Problem description:
Reproduce the records below in their entirety, character for character.

Information given:
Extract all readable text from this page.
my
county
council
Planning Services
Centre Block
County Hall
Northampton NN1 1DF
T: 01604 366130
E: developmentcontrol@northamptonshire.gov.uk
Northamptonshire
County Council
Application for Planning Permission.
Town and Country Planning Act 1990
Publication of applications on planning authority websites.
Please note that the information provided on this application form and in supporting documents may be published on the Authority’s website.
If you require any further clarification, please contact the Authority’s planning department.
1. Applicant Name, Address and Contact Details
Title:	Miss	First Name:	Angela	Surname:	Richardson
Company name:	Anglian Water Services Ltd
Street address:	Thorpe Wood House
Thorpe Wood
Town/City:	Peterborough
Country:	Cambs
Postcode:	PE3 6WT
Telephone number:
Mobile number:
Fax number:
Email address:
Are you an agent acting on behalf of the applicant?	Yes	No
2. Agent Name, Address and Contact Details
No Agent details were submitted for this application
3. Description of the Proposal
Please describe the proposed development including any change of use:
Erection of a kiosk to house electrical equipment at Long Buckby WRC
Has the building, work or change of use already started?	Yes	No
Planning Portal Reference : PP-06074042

The reply:
Extract all readable text from this page.
my
county
council
Planning Services
Centre Block
County Hall
Northampton NN1 1DF
T: 01604 366130
E: developmentcontrol@northamptonshire.gov.uk
Northamptonshire
County Council
Application for Planning Permission.
Town and Country Planning Act 1990
Publication of applications on planning authority websites.
Please note that the information provided on this application form and in supporting documents may be published on the Authority’s website.
If you require any further clarification, please contact the Authority’s planning department.
1. Applicant Name, Address and Contact Details
Title:	Miss	First Name:	Angela	Surname:	Richardson
Company name:	Anglian Water Services Ltd
Street address:	Thorpe Wood House
Thorpe Wood
Town/City:	Peterborough
Country:	Cambs
Postcode:	PE3 6WT
Telephone number:
Mobile number:
Fax number:
Email address:
Are you an agent acting on behalf of the applicant?	Yes	No
2. Agent Name, Address and Contact Details
No Agent details were submitted for this application
3. Description of the Proposal
Please describe the proposed development including any change of use:
Erection of a kiosk to house electrical equipment at Long Buckby WRC
Has the building, work or change of use already started?	Yes	No
Planning Portal Reference : PP-06074042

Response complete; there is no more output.